▸ **SHORT TASK**
Go through the listing and pick out each line with the word "this" in it.

▸ **TASK MATERIAL**
┄┄┄┄┄┄┄┄┄┄┄┄┄┄┄┄┄┄┄┄

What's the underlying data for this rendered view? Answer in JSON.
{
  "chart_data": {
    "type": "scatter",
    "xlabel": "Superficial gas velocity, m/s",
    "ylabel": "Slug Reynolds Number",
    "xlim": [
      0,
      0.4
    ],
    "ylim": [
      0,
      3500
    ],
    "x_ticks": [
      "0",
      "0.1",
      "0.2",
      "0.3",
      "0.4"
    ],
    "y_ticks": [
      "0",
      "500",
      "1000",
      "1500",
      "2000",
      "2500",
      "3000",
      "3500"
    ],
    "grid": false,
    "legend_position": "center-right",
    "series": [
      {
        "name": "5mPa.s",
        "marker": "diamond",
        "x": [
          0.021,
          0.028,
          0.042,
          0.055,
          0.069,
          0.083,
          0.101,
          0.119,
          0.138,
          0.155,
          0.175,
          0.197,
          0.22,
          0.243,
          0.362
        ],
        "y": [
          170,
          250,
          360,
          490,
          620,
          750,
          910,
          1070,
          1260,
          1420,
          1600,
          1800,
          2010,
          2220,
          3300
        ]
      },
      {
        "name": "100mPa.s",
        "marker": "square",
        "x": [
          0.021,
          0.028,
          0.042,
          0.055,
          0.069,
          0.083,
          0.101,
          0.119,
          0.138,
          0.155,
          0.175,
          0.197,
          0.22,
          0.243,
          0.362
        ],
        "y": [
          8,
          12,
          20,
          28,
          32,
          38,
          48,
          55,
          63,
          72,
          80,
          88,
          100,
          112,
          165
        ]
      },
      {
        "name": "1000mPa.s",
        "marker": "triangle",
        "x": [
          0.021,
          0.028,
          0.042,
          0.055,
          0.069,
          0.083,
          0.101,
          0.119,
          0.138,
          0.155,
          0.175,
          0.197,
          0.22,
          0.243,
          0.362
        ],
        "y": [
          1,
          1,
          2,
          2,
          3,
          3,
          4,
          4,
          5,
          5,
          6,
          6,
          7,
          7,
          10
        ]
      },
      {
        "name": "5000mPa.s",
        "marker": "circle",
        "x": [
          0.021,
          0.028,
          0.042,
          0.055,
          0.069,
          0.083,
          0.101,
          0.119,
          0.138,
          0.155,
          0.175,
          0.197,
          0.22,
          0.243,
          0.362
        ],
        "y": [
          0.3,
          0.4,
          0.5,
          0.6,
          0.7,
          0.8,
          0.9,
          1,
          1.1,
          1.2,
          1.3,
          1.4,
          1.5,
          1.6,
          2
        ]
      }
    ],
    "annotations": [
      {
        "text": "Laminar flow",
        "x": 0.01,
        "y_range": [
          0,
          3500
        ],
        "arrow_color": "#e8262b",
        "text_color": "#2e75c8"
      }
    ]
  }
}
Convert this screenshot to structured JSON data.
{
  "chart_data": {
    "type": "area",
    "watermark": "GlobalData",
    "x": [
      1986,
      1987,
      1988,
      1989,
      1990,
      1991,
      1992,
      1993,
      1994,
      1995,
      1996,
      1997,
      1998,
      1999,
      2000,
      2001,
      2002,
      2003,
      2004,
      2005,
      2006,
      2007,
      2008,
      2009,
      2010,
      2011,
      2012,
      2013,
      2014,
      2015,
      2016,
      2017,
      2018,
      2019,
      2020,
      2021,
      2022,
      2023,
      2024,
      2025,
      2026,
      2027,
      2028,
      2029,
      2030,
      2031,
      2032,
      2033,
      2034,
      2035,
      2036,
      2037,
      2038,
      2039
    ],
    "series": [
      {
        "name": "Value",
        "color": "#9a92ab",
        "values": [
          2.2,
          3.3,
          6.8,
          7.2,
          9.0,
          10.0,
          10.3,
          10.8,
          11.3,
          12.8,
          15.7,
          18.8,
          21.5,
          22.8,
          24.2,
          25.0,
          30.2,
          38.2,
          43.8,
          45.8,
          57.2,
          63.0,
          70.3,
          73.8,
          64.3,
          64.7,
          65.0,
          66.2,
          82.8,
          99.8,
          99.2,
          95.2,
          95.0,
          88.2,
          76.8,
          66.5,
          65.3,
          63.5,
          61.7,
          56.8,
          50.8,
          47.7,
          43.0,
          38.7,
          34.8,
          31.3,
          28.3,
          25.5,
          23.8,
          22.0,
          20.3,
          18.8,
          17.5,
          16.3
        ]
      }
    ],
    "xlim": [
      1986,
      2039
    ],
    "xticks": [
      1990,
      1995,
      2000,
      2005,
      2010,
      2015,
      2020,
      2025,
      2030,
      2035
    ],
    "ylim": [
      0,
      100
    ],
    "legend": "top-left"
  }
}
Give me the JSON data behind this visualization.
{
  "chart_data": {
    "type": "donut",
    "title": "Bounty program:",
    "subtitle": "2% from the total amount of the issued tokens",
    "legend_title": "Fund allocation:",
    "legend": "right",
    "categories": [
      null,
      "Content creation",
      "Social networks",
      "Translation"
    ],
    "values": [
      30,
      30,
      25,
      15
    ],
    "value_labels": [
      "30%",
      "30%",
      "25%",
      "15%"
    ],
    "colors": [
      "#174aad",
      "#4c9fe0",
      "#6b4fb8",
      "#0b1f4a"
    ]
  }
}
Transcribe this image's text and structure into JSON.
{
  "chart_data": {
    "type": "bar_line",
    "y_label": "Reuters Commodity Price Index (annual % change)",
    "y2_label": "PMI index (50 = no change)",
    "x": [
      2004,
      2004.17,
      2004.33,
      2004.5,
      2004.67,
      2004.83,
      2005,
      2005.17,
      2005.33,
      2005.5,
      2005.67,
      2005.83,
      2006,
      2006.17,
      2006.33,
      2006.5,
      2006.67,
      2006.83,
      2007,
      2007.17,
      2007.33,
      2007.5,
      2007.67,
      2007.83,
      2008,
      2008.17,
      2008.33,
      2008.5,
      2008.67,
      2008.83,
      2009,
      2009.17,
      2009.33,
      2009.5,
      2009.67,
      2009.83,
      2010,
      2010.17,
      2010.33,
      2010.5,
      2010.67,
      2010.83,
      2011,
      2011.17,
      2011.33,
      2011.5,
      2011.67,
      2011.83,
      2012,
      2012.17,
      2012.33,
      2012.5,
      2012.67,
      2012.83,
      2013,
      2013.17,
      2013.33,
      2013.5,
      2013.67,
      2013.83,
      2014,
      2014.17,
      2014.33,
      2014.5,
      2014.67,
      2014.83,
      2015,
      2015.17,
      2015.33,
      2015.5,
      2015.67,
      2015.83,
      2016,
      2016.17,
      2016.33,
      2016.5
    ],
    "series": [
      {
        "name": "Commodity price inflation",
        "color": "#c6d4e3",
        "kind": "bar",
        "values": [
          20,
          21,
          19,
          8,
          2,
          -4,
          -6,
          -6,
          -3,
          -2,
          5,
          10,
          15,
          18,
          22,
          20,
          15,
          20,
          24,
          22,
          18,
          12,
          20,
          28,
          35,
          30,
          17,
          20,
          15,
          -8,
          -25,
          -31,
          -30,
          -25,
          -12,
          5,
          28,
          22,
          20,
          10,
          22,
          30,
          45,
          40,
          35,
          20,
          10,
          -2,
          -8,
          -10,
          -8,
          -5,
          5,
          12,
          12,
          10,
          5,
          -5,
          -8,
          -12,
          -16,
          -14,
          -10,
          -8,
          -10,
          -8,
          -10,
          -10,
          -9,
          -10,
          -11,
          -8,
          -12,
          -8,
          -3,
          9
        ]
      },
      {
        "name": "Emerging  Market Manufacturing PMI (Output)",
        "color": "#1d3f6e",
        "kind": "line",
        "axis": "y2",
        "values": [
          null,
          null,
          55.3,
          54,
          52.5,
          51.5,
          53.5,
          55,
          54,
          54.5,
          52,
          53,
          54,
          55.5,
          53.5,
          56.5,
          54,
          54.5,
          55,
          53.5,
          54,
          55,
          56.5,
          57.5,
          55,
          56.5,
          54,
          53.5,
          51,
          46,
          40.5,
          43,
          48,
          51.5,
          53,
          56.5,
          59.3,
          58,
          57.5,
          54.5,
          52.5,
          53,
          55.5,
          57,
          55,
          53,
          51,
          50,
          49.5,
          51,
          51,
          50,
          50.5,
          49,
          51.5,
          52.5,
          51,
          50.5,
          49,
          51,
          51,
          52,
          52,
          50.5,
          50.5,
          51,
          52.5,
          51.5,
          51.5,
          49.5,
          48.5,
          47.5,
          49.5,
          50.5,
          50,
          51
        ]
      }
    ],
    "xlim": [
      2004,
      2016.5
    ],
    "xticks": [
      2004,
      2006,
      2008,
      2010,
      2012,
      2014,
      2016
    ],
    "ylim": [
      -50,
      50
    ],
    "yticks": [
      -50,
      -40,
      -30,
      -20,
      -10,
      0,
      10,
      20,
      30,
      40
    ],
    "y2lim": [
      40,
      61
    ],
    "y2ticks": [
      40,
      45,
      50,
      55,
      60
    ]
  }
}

┄┄┄┄┄┄┄┄┄┄┄┄┄┄┄┄┄┄┄┄

▸ **REPLY TO THE EXERCISE**
What's the underlying data for this rendered view? Answer in JSON.
Convert this screenshot to structured JSON data.
Give me the JSON data behind this visualization.
Transcribe this image's text and structure into JSON.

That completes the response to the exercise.